*Your objective*
Can the data below be set down again exactly, line for line?

*Data lines*
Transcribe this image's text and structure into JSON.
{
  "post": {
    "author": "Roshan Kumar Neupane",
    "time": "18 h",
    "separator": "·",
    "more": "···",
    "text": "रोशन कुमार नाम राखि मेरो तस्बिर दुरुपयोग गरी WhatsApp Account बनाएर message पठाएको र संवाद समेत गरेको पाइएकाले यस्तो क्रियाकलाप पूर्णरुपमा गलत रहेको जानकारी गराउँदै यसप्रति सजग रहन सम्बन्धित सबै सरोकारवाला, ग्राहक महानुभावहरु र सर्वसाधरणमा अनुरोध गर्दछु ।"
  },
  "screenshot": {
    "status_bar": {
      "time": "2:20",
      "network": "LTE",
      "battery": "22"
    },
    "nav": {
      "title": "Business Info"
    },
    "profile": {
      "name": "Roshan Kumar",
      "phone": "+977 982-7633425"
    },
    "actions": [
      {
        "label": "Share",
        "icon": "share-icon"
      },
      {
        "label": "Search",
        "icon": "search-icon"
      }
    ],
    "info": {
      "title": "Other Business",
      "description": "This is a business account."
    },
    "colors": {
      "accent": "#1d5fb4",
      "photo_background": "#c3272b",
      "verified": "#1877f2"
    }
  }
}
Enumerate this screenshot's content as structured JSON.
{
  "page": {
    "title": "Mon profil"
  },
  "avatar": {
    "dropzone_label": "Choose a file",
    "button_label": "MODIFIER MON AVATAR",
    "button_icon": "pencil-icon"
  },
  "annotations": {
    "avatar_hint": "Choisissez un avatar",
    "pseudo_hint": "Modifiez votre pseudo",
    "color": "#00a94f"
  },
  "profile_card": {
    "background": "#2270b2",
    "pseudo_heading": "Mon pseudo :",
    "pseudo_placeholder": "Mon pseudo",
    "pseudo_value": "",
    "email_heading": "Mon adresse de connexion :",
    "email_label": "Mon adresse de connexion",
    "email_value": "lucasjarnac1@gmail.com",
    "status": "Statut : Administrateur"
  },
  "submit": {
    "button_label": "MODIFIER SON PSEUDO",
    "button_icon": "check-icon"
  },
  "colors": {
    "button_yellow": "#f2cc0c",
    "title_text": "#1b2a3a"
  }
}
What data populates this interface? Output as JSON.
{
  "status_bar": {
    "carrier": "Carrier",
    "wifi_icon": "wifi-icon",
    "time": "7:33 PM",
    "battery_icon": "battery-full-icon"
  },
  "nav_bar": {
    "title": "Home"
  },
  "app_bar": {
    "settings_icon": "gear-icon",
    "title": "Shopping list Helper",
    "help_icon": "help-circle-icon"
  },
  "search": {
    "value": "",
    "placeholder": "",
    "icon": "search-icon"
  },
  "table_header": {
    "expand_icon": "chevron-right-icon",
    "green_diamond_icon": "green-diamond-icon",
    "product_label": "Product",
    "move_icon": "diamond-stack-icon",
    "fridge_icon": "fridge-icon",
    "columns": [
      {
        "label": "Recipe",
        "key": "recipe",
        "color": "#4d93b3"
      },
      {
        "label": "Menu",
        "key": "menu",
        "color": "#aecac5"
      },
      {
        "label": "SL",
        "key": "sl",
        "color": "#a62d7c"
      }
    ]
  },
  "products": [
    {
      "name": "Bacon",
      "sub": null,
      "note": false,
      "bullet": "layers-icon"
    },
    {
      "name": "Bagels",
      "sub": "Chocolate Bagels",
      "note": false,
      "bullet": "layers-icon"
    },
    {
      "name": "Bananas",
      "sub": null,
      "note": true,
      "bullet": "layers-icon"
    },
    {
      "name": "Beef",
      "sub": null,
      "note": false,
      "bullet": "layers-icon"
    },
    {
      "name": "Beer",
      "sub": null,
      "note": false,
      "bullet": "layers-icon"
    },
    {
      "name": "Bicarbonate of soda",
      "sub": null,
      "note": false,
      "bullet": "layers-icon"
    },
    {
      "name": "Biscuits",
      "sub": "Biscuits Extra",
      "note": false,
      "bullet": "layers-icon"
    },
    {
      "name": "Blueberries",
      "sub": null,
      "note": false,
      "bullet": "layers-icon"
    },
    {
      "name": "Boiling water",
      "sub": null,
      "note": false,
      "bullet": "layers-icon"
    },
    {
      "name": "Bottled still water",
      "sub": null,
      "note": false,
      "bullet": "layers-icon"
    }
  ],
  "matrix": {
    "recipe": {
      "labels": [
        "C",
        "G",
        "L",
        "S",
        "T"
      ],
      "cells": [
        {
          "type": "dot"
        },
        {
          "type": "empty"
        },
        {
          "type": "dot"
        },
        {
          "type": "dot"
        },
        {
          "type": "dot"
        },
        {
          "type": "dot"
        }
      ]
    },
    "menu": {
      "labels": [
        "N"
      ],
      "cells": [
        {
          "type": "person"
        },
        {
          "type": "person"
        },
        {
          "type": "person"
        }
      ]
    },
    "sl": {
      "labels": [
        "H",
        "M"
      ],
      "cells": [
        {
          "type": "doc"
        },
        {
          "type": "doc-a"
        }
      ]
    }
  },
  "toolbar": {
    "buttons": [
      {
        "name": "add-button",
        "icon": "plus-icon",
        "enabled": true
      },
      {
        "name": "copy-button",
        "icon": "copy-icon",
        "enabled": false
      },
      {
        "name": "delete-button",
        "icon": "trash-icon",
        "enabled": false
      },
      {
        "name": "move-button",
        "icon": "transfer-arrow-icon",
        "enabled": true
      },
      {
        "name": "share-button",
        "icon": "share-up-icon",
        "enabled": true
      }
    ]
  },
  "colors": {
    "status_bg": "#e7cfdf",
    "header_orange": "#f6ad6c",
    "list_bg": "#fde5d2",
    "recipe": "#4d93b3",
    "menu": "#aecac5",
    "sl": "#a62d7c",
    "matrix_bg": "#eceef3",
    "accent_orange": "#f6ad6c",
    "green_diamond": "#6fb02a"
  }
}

*Output of the task*
Transcribe this image's text and structure into JSON.
{
  "post": {
    "author": "Roshan Kumar Neupane",
    "time": "18 h",
    "separator": "·",
    "more": "···",
    "text": "रोशन कुमार नाम राखि मेरो तस्बिर दुरुपयोग गरी WhatsApp Account बनाएर message पठाएको र संवाद समेत गरेको पाइएकाले यस्तो क्रियाकलाप पूर्णरुपमा गलत रहेको जानकारी गराउँदै यसप्रति सजग रहन सम्बन्धित सबै सरोकारवाला, ग्राहक महानुभावहरु र सर्वसाधरणमा अनुरोध गर्दछु ।"
  },
  "screenshot": {
    "status_bar": {
      "time": "2:20",
      "network": "LTE",
      "battery": "22"
    },
    "nav": {
      "title": "Business Info"
    },
    "profile": {
      "name": "Roshan Kumar",
      "phone": "+977 982-7633425"
    },
    "actions": [
      {
        "label": "Share",
        "icon": "share-icon"
      },
      {
        "label": "Search",
        "icon": "search-icon"
      }
    ],
    "info": {
      "title": "Other Business",
      "description": "This is a business account."
    },
    "colors": {
      "accent": "#1d5fb4",
      "photo_background": "#c3272b",
      "verified": "#1877f2"
    }
  }
}
Enumerate this screenshot's content as structured JSON.
{
  "page": {
    "title": "Mon profil"
  },
  "avatar": {
    "dropzone_label": "Choose a file",
    "button_label": "MODIFIER MON AVATAR",
    "button_icon": "pencil-icon"
  },
  "annotations": {
    "avatar_hint": "Choisissez un avatar",
    "pseudo_hint": "Modifiez votre pseudo",
    "color": "#00a94f"
  },
  "profile_card": {
    "background": "#2270b2",
    "pseudo_heading": "Mon pseudo :",
    "pseudo_placeholder": "Mon pseudo",
    "pseudo_value": "",
    "email_heading": "Mon adresse de connexion :",
    "email_label": "Mon adresse de connexion",
    "email_value": "lucasjarnac1@gmail.com",
    "status": "Statut : Administrateur"
  },
  "submit": {
    "button_label": "MODIFIER SON PSEUDO",
    "button_icon": "check-icon"
  },
  "colors": {
    "button_yellow": "#f2cc0c",
    "title_text": "#1b2a3a"
  }
}
What data populates this interface? Output as JSON.
{
  "status_bar": {
    "carrier": "Carrier",
    "wifi_icon": "wifi-icon",
    "time": "7:33 PM",
    "battery_icon": "battery-full-icon"
  },
  "nav_bar": {
    "title": "Home"
  },
  "app_bar": {
    "settings_icon": "gear-icon",
    "title": "Shopping list Helper",
    "help_icon": "help-circle-icon"
  },
  "search": {
    "value": "",
    "placeholder": "",
    "icon": "search-icon"
  },
  "table_header": {
    "expand_icon": "chevron-right-icon",
    "green_diamond_icon": "green-diamond-icon",
    "product_label": "Product",
    "move_icon": "diamond-stack-icon",
    "fridge_icon": "fridge-icon",
    "columns": [
      {
        "label": "Recipe",
        "key": "recipe",
        "color": "#4d93b3"
      },
      {
        "label": "Menu",
        "key": "menu",
        "color": "#aecac5"
      },
      {
        "label": "SL",
        "key": "sl",
        "color": "#a62d7c"
      }
    ]
  },
  "products": [
    {
      "name": "Bacon",
      "sub": null,
      "note": false,
      "bullet": "layers-icon"
    },
    {
      "name": "Bagels",
      "sub": "Chocolate Bagels",
      "note": false,
      "bullet": "layers-icon"
    },
    {
      "name": "Bananas",
      "sub": null,
      "note": true,
      "bullet": "layers-icon"
    },
    {
      "name": "Beef",
      "sub": null,
      "note": false,
      "bullet": "layers-icon"
    },
    {
      "name": "Beer",
      "sub": null,
      "note": false,
      "bullet": "layers-icon"
    },
    {
      "name": "Bicarbonate of soda",
      "sub": null,
      "note": false,
      "bullet": "layers-icon"
    },
    {
      "name": "Biscuits",
      "sub": "Biscuits Extra",
      "note": false,
      "bullet": "layers-icon"
    },
    {
      "name": "Blueberries",
      "sub": null,
      "note": false,
      "bullet": "layers-icon"
    },
    {
      "name": "Boiling water",
      "sub": null,
      "note": false,
      "bullet": "layers-icon"
    },
    {
      "name": "Bottled still water",
      "sub": null,
      "note": false,
      "bullet": "layers-icon"
    }
  ],
  "matrix": {
    "recipe": {
      "labels": [
        "C",
        "G",
        "L",
        "S",
        "T"
      ],
      "cells": [
        {
          "type": "dot"
        },
        {
          "type": "empty"
        },
        {
          "type": "dot"
        },
        {
          "type": "dot"
        },
        {
          "type": "dot"
        },
        {
          "type": "dot"
        }
      ]
    },
    "menu": {
      "labels": [
        "N"
      ],
      "cells": [
        {
          "type": "person"
        },
        {
          "type": "person"
        },
        {
          "type": "person"
        }
      ]
    },
    "sl": {
      "labels": [
        "H",
        "M"
      ],
      "cells": [
        {
          "type": "doc"
        },
        {
          "type": "doc-a"
        }
      ]
    }
  },
  "toolbar": {
    "buttons": [
      {
        "name": "add-button",
        "icon": "plus-icon",
        "enabled": true
      },
      {
        "name": "copy-button",
        "icon": "copy-icon",
        "enabled": false
      },
      {
        "name": "delete-button",
        "icon": "trash-icon",
        "enabled": false
      },
      {
        "name": "move-button",
        "icon": "transfer-arrow-icon",
        "enabled": true
      },
      {
        "name": "share-button",
        "icon": "share-up-icon",
        "enabled": true
      }
    ]
  },
  "colors": {
    "status_bg": "#e7cfdf",
    "header_orange": "#f6ad6c",
    "list_bg": "#fde5d2",
    "recipe": "#4d93b3",
    "menu": "#aecac5",
    "sl": "#a62d7c",
    "matrix_bg": "#eceef3",
    "accent_orange": "#f6ad6c",
    "green_diamond": "#6fb02a"
  }
}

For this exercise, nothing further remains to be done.